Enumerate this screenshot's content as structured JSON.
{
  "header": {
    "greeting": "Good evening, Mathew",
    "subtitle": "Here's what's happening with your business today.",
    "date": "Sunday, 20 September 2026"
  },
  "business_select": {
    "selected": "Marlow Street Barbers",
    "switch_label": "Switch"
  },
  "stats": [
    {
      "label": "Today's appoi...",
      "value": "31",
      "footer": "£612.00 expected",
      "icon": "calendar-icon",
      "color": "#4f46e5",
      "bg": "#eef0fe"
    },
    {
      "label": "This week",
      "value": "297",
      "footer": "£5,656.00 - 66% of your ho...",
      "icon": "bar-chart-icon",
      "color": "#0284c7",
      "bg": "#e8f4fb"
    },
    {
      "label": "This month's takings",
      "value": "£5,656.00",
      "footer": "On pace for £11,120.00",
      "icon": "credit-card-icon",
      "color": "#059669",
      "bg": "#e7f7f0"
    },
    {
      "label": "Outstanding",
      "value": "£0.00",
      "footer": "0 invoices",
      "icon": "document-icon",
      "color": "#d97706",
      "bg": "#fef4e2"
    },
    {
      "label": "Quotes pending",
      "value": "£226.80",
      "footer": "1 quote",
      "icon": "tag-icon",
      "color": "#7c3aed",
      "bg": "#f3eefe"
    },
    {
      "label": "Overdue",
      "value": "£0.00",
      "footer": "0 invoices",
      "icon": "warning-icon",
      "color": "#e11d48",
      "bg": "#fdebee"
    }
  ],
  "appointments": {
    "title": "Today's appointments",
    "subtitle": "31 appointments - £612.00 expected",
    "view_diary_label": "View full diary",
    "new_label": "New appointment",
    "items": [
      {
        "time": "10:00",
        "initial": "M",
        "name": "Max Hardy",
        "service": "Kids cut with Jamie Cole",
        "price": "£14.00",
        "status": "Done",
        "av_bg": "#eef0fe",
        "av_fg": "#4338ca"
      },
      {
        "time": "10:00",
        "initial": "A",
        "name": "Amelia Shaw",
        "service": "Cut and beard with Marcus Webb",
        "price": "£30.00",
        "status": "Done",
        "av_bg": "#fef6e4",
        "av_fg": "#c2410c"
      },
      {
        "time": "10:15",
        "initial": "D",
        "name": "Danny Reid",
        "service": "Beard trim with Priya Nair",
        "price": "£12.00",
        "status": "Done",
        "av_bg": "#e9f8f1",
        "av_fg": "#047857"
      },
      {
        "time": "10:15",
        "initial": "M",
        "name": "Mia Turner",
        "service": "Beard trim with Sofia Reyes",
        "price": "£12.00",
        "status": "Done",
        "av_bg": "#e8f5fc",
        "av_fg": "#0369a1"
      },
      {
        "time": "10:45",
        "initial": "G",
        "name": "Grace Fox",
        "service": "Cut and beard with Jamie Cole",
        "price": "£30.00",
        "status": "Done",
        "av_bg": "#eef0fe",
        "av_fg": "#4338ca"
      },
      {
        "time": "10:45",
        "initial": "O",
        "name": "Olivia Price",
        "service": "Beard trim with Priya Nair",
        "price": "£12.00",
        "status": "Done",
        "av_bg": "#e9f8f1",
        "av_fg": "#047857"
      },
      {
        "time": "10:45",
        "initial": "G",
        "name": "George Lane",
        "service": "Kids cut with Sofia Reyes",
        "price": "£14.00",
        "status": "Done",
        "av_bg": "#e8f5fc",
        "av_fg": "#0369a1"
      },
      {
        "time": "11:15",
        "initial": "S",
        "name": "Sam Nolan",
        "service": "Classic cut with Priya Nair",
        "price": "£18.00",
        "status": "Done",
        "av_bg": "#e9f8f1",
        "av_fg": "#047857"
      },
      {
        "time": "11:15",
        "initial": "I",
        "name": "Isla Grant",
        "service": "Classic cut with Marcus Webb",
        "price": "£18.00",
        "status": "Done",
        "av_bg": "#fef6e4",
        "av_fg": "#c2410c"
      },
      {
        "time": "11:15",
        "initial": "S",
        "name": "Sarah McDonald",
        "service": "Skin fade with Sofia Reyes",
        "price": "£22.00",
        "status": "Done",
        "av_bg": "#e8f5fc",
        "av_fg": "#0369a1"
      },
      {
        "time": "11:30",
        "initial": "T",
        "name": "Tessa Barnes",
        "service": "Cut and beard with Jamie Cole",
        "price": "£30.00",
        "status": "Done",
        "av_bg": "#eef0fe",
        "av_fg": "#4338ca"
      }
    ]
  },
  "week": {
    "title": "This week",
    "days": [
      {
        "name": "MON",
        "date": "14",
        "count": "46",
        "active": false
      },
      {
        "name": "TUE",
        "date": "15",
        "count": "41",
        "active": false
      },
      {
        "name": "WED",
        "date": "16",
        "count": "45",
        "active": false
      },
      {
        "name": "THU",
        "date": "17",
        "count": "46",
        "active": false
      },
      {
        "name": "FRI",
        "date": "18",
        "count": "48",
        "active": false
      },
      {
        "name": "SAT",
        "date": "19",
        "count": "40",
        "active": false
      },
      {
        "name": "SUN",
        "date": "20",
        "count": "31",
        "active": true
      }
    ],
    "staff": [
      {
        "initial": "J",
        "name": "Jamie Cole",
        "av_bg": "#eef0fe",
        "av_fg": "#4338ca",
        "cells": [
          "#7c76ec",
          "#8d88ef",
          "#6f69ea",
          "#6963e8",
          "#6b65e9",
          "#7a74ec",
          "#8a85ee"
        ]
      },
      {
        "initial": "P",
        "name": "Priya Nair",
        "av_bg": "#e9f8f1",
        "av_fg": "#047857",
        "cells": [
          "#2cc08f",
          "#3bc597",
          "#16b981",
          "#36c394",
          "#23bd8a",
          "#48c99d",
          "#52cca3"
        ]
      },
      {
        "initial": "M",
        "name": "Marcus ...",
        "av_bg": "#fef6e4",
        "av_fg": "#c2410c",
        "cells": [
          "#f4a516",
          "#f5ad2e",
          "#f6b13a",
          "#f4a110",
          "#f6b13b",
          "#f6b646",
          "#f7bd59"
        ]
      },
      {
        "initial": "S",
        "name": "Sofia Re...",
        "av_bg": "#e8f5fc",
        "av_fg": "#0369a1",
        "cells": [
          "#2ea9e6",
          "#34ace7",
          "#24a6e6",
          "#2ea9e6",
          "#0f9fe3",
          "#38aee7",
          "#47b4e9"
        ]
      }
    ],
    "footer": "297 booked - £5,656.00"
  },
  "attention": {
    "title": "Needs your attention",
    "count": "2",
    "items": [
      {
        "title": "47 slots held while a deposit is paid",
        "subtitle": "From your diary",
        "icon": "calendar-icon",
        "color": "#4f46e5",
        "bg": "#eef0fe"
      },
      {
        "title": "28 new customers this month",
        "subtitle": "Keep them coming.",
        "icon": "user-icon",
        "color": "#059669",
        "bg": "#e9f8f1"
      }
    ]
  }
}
##########
**What is expected:** Nothing may be left out: return each entry exactly as it reads.

**Solved problem:**
Enumerate this screenshot's content as structured JSON.
{
  "header": {
    "greeting": "Good evening, Mathew",
    "subtitle": "Here's what's happening with your business today.",
    "date": "Sunday, 20 September 2026"
  },
  "business_select": {
    "selected": "Marlow Street Barbers",
    "switch_label": "Switch"
  },
  "stats": [
    {
      "label": "Today's appoi...",
      "value": "31",
      "footer": "£612.00 expected",
      "icon": "calendar-icon",
      "color": "#4f46e5",
      "bg": "#eef0fe"
    },
    {
      "label": "This week",
      "value": "297",
      "footer": "£5,656.00 - 66% of your ho...",
      "icon": "bar-chart-icon",
      "color": "#0284c7",
      "bg": "#e8f4fb"
    },
    {
      "label": "This month's takings",
      "value": "£5,656.00",
      "footer": "On pace for £11,120.00",
      "icon": "credit-card-icon",
      "color": "#059669",
      "bg": "#e7f7f0"
    },
    {
      "label": "Outstanding",
      "value": "£0.00",
      "footer": "0 invoices",
      "icon": "document-icon",
      "color": "#d97706",
      "bg": "#fef4e2"
    },
    {
      "label": "Quotes pending",
      "value": "£226.80",
      "footer": "1 quote",
      "icon": "tag-icon",
      "color": "#7c3aed",
      "bg": "#f3eefe"
    },
    {
      "label": "Overdue",
      "value": "£0.00",
      "footer": "0 invoices",
      "icon": "warning-icon",
      "color": "#e11d48",
      "bg": "#fdebee"
    }
  ],
  "appointments": {
    "title": "Today's appointments",
    "subtitle": "31 appointments - £612.00 expected",
    "view_diary_label": "View full diary",
    "new_label": "New appointment",
    "items": [
      {
        "time": "10:00",
        "initial": "M",
        "name": "Max Hardy",
        "service": "Kids cut with Jamie Cole",
        "price": "£14.00",
        "status": "Done",
        "av_bg": "#eef0fe",
        "av_fg": "#4338ca"
      },
      {
        "time": "10:00",
        "initial": "A",
        "name": "Amelia Shaw",
        "service": "Cut and beard with Marcus Webb",
        "price": "£30.00",
        "status": "Done",
        "av_bg": "#fef6e4",
        "av_fg": "#c2410c"
      },
      {
        "time": "10:15",
        "initial": "D",
        "name": "Danny Reid",
        "service": "Beard trim with Priya Nair",
        "price": "£12.00",
        "status": "Done",
        "av_bg": "#e9f8f1",
        "av_fg": "#047857"
      },
      {
        "time": "10:15",
        "initial": "M",
        "name": "Mia Turner",
        "service": "Beard trim with Sofia Reyes",
        "price": "£12.00",
        "status": "Done",
        "av_bg": "#e8f5fc",
        "av_fg": "#0369a1"
      },
      {
        "time": "10:45",
        "initial": "G",
        "name": "Grace Fox",
        "service": "Cut and beard with Jamie Cole",
        "price": "£30.00",
        "status": "Done",
        "av_bg": "#eef0fe",
        "av_fg": "#4338ca"
      },
      {
        "time": "10:45",
        "initial": "O",
        "name": "Olivia Price",
        "service": "Beard trim with Priya Nair",
        "price": "£12.00",
        "status": "Done",
        "av_bg": "#e9f8f1",
        "av_fg": "#047857"
      },
      {
        "time": "10:45",
        "initial": "G",
        "name": "George Lane",
        "service": "Kids cut with Sofia Reyes",
        "price": "£14.00",
        "status": "Done",
        "av_bg": "#e8f5fc",
        "av_fg": "#0369a1"
      },
      {
        "time": "11:15",
        "initial": "S",
        "name": "Sam Nolan",
        "service": "Classic cut with Priya Nair",
        "price": "£18.00",
        "status": "Done",
        "av_bg": "#e9f8f1",
        "av_fg": "#047857"
      },
      {
        "time": "11:15",
        "initial": "I",
        "name": "Isla Grant",
        "service": "Classic cut with Marcus Webb",
        "price": "£18.00",
        "status": "Done",
        "av_bg": "#fef6e4",
        "av_fg": "#c2410c"
      },
      {
        "time": "11:15",
        "initial": "S",
        "name": "Sarah McDonald",
        "service": "Skin fade with Sofia Reyes",
        "price": "£22.00",
        "status": "Done",
        "av_bg": "#e8f5fc",
        "av_fg": "#0369a1"
      },
      {
        "time": "11:30",
        "initial": "T",
        "name": "Tessa Barnes",
        "service": "Cut and beard with Jamie Cole",
        "price": "£30.00",
        "status": "Done",
        "av_bg": "#eef0fe",
        "av_fg": "#4338ca"
      }
    ]
  },
  "week": {
    "title": "This week",
    "days": [
      {
        "name": "MON",
        "date": "14",
        "count": "46",
        "active": false
      },
      {
        "name": "TUE",
        "date": "15",
        "count": "41",
        "active": false
      },
      {
        "name": "WED",
        "date": "16",
        "count": "45",
        "active": false
      },
      {
        "name": "THU",
        "date": "17",
        "count": "46",
        "active": false
      },
      {
        "name": "FRI",
        "date": "18",
        "count": "48",
        "active": false
      },
      {
        "name": "SAT",
        "date": "19",
        "count": "40",
        "active": false
      },
      {
        "name": "SUN",
        "date": "20",
        "count": "31",
        "active": true
      }
    ],
    "staff": [
      {
        "initial": "J",
        "name": "Jamie Cole",
        "av_bg": "#eef0fe",
        "av_fg": "#4338ca",
        "cells": [
          "#7c76ec",
          "#8d88ef",
          "#6f69ea",
          "#6963e8",
          "#6b65e9",
          "#7a74ec",
          "#8a85ee"
        ]
      },
      {
        "initial": "P",
        "name": "Priya Nair",
        "av_bg": "#e9f8f1",
        "av_fg": "#047857",
        "cells": [
          "#2cc08f",
          "#3bc597",
          "#16b981",
          "#36c394",
          "#23bd8a",
          "#48c99d",
          "#52cca3"
        ]
      },
      {
        "initial": "M",
        "name": "Marcus ...",
        "av_bg": "#fef6e4",
        "av_fg": "#c2410c",
        "cells": [
          "#f4a516",
          "#f5ad2e",
          "#f6b13a",
          "#f4a110",
          "#f6b13b",
          "#f6b646",
          "#f7bd59"
        ]
      },
      {
        "initial": "S",
        "name": "Sofia Re...",
        "av_bg": "#e8f5fc",
        "av_fg": "#0369a1",
        "cells": [
          "#2ea9e6",
          "#34ace7",
          "#24a6e6",
          "#2ea9e6",
          "#0f9fe3",
          "#38aee7",
          "#47b4e9"
        ]
      }
    ],
    "footer": "297 booked - £5,656.00"
  },
  "attention": {
    "title": "Needs your attention",
    "count": "2",
    "items": [
      {
        "title": "47 slots held while a deposit is paid",
        "subtitle": "From your diary",
        "icon": "calendar-icon",
        "color": "#4f46e5",
        "bg": "#eef0fe"
      },
      {
        "title": "28 new customers this month",
        "subtitle": "Keep them coming.",
        "icon": "user-icon",
        "color": "#059669",
        "bg": "#e9f8f1"
      }
    ]
  }
}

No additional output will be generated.